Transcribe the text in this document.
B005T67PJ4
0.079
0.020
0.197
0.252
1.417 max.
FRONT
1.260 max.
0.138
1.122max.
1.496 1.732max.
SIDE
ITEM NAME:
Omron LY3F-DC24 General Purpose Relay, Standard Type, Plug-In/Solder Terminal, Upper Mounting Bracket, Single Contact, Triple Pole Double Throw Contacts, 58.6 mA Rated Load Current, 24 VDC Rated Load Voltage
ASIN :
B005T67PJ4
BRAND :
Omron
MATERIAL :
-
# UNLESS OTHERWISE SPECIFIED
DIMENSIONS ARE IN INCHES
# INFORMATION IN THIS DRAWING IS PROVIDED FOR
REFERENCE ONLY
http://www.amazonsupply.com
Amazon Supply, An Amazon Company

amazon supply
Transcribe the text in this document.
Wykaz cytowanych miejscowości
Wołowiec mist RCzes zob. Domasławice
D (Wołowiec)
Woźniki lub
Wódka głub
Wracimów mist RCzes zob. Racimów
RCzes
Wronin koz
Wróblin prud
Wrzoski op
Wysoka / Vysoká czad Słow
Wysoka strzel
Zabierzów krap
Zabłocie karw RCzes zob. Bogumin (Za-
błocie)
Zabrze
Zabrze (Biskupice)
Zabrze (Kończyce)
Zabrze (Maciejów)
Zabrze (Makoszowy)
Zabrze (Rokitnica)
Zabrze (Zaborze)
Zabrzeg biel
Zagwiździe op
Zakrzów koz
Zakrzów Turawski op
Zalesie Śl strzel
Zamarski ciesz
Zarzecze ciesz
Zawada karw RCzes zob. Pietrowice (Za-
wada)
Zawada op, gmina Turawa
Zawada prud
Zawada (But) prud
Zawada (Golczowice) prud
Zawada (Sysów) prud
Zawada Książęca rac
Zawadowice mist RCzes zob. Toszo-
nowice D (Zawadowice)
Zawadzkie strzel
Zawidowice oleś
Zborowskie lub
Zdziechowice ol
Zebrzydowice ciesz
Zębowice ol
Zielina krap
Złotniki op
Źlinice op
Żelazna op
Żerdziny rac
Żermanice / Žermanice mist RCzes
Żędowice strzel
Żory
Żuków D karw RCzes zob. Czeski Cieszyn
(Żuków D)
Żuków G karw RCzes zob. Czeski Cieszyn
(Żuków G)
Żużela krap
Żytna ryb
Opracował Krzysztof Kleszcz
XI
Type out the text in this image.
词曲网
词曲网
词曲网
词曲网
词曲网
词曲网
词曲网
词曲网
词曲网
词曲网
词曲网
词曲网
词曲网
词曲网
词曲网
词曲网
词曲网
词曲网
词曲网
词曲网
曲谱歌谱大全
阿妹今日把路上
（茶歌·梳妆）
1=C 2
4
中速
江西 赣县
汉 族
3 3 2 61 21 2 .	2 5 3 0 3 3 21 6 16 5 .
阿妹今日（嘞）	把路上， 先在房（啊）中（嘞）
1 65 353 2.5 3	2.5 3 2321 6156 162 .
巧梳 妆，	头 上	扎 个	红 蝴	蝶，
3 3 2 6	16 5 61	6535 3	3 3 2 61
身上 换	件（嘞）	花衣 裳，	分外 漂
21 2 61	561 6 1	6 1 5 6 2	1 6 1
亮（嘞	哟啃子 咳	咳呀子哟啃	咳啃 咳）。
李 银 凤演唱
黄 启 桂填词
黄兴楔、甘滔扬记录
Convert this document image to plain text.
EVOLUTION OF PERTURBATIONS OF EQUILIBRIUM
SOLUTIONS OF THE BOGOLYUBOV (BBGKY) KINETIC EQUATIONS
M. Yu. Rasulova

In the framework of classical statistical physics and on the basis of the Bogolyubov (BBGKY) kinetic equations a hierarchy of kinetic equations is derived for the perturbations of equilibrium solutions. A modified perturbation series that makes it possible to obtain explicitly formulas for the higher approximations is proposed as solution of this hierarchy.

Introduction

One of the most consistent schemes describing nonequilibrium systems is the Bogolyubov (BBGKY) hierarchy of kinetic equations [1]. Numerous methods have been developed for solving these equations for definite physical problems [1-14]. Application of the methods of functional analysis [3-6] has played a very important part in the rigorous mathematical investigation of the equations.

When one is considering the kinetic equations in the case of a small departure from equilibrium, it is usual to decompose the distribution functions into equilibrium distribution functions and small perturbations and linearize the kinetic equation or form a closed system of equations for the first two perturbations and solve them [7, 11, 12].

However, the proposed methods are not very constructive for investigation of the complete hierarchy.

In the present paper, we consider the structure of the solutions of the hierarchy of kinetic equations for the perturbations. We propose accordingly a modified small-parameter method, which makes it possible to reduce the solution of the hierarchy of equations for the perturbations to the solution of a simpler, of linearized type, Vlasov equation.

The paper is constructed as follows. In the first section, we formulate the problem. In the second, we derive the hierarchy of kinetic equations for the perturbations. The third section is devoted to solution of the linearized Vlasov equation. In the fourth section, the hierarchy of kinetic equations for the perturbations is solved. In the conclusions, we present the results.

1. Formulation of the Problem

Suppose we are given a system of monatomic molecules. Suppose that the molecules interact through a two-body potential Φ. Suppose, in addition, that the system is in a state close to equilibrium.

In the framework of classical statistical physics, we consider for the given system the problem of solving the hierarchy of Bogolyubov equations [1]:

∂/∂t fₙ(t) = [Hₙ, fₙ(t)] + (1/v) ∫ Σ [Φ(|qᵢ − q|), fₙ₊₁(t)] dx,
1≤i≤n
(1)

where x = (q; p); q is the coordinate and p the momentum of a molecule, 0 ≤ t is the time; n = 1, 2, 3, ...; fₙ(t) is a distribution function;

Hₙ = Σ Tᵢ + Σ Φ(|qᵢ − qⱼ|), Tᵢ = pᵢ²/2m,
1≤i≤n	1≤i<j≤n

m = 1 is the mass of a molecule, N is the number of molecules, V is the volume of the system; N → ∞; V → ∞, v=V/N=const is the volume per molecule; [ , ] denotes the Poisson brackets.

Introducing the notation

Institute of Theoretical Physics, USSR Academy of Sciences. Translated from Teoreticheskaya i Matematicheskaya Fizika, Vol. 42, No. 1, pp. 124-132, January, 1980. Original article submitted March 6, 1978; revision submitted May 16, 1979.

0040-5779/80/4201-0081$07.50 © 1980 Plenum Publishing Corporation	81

# [Task brief]
Copy each line containing the word "mist" from the data.

# [Result]
Wołowiec mist RCzes zob. Domasławice
Wracimów mist RCzes zob. Racimów
Zawadowice mist RCzes zob. Toszo-
Żermanice / Žermanice mist RCzes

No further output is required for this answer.